Objective
Set down all of the data that follows word for word, without the images.

Task inputs
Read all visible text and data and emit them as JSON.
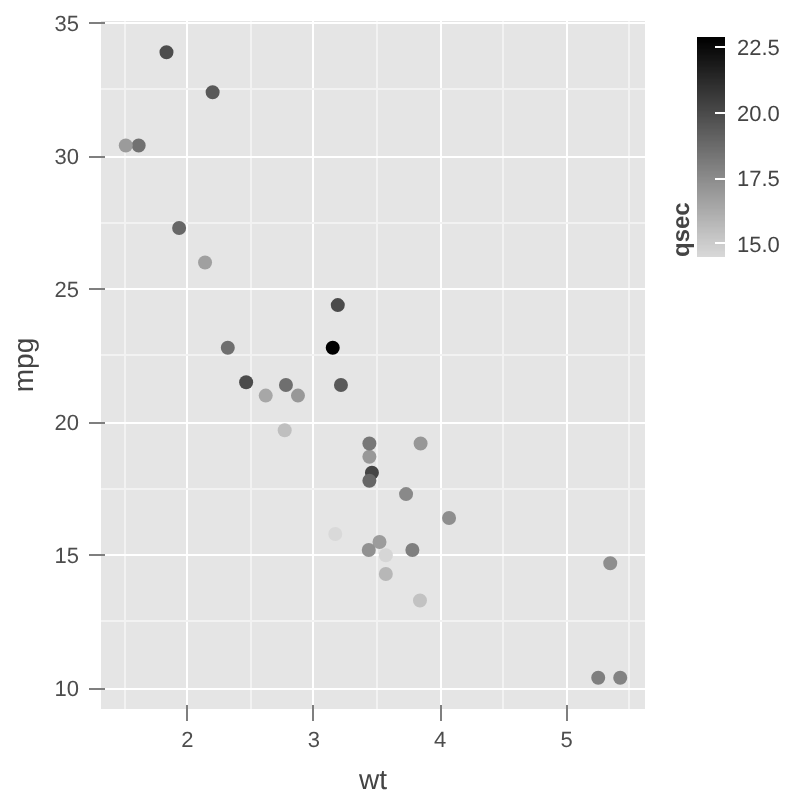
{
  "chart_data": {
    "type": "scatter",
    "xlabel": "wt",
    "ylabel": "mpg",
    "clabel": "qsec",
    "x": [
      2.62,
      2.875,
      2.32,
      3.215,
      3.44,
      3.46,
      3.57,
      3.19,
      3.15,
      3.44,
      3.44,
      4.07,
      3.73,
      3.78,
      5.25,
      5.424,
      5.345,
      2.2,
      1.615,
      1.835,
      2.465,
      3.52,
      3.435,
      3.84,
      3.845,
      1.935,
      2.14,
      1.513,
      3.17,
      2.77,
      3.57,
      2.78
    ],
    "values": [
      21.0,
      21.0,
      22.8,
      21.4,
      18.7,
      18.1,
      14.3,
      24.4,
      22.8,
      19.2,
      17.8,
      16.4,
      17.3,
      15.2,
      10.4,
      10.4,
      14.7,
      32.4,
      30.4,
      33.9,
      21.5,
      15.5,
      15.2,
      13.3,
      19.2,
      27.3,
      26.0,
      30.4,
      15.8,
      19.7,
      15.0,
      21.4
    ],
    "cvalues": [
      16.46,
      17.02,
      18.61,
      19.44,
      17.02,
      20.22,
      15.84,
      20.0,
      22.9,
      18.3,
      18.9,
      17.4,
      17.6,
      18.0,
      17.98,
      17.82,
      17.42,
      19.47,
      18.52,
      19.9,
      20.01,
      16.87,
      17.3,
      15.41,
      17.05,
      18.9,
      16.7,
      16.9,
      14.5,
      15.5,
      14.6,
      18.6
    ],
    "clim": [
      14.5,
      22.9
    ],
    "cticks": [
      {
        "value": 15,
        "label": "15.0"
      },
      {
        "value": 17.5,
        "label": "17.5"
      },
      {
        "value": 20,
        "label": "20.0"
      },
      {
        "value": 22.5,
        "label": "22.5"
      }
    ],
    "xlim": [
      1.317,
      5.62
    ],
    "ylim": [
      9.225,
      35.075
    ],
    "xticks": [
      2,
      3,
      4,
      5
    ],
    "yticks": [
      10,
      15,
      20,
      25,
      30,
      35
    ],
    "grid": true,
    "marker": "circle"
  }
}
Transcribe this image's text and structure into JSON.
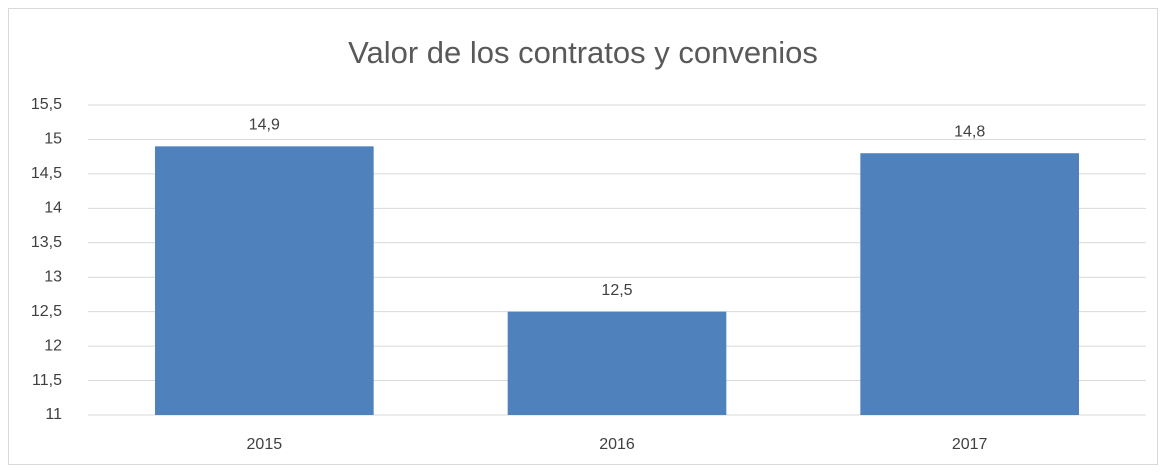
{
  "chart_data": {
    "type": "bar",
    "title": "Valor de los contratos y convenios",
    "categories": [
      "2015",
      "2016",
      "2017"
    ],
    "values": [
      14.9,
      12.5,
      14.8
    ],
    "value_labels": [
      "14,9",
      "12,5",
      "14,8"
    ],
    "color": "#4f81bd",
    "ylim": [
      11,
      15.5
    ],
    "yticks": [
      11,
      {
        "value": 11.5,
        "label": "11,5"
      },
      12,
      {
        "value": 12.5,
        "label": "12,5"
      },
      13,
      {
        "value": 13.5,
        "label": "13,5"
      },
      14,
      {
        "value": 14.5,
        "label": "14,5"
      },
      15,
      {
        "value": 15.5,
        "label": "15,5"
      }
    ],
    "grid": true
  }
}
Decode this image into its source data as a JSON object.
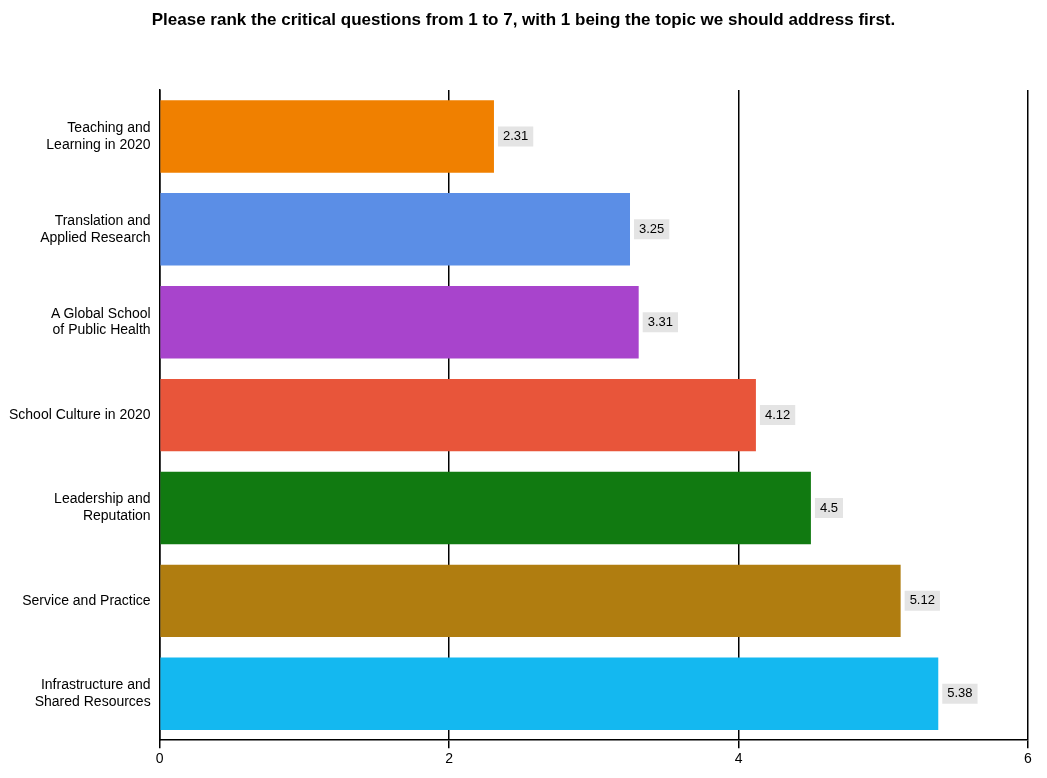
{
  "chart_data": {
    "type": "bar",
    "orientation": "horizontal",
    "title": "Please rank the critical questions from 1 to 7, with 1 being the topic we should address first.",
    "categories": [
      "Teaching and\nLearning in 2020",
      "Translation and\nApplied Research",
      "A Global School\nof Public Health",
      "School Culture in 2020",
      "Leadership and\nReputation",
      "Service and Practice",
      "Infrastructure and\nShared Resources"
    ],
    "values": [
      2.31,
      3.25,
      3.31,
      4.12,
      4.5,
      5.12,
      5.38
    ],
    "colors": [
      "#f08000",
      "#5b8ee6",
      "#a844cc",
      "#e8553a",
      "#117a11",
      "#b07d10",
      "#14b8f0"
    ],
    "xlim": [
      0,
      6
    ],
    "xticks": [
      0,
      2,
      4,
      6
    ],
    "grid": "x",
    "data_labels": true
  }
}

The result
Read all visible text and data and emit them as JSON.
{
  "chart_data": {
    "type": "scatter",
    "xlabel": "wt",
    "ylabel": "mpg",
    "clabel": "qsec",
    "x": [
      2.62,
      2.875,
      2.32,
      3.215,
      3.44,
      3.46,
      3.57,
      3.19,
      3.15,
      3.44,
      3.44,
      4.07,
      3.73,
      3.78,
      5.25,
      5.424,
      5.345,
      2.2,
      1.615,
      1.835,
      2.465,
      3.52,
      3.435,
      3.84,
      3.845,
      1.935,
      2.14,
      1.513,
      3.17,
      2.77,
      3.57,
      2.78
    ],
    "values": [
      21.0,
      21.0,
      22.8,
      21.4,
      18.7,
      18.1,
      14.3,
      24.4,
      22.8,
      19.2,
      17.8,
      16.4,
      17.3,
      15.2,
      10.4,
      10.4,
      14.7,
      32.4,
      30.4,
      33.9,
      21.5,
      15.5,
      15.2,
      13.3,
      19.2,
      27.3,
      26.0,
      30.4,
      15.8,
      19.7,
      15.0,
      21.4
    ],
    "cvalues": [
      16.46,
      17.02,
      18.61,
      19.44,
      17.02,
      20.22,
      15.84,
      20.0,
      22.9,
      18.3,
      18.9,
      17.4,
      17.6,
      18.0,
      17.98,
      17.82,
      17.42,
      19.47,
      18.52,
      19.9,
      20.01,
      16.87,
      17.3,
      15.41,
      17.05,
      18.9,
      16.7,
      16.9,
      14.5,
      15.5,
      14.6,
      18.6
    ],
    "clim": [
      14.5,
      22.9
    ],
    "cticks": [
      {
        "value": 15,
        "label": "15.0"
      },
      {
        "value": 17.5,
        "label": "17.5"
      },
      {
        "value": 20,
        "label": "20.0"
      },
      {
        "value": 22.5,
        "label": "22.5"
      }
    ],
    "xlim": [
      1.317,
      5.62
    ],
    "ylim": [
      9.225,
      35.075
    ],
    "xticks": [
      2,
      3,
      4,
      5
    ],
    "yticks": [
      10,
      15,
      20,
      25,
      30,
      35
    ],
    "grid": true,
    "marker": "circle"
  }
}
Transcribe this image's text and structure into JSON.
{
  "chart_data": {
    "type": "bar",
    "title": "Valor de los contratos y convenios",
    "categories": [
      "2015",
      "2016",
      "2017"
    ],
    "values": [
      14.9,
      12.5,
      14.8
    ],
    "value_labels": [
      "14,9",
      "12,5",
      "14,8"
    ],
    "color": "#4f81bd",
    "ylim": [
      11,
      15.5
    ],
    "yticks": [
      11,
      {
        "value": 11.5,
        "label": "11,5"
      },
      12,
      {
        "value": 12.5,
        "label": "12,5"
      },
      13,
      {
        "value": 13.5,
        "label": "13,5"
      },
      14,
      {
        "value": 14.5,
        "label": "14,5"
      },
      15,
      {
        "value": 15.5,
        "label": "15,5"
      }
    ],
    "grid": true
  }
}
Decode this image into its source data as a JSON object.
{
  "chart_data": {
    "type": "bar",
    "orientation": "horizontal",
    "title": "Please rank the critical questions from 1 to 7, with 1 being the topic we should address first.",
    "categories": [
      "Teaching and\nLearning in 2020",
      "Translation and\nApplied Research",
      "A Global School\nof Public Health",
      "School Culture in 2020",
      "Leadership and\nReputation",
      "Service and Practice",
      "Infrastructure and\nShared Resources"
    ],
    "values": [
      2.31,
      3.25,
      3.31,
      4.12,
      4.5,
      5.12,
      5.38
    ],
    "colors": [
      "#f08000",
      "#5b8ee6",
      "#a844cc",
      "#e8553a",
      "#117a11",
      "#b07d10",
      "#14b8f0"
    ],
    "xlim": [
      0,
      6
    ],
    "xticks": [
      0,
      2,
      4,
      6
    ],
    "grid": "x",
    "data_labels": true
  }
}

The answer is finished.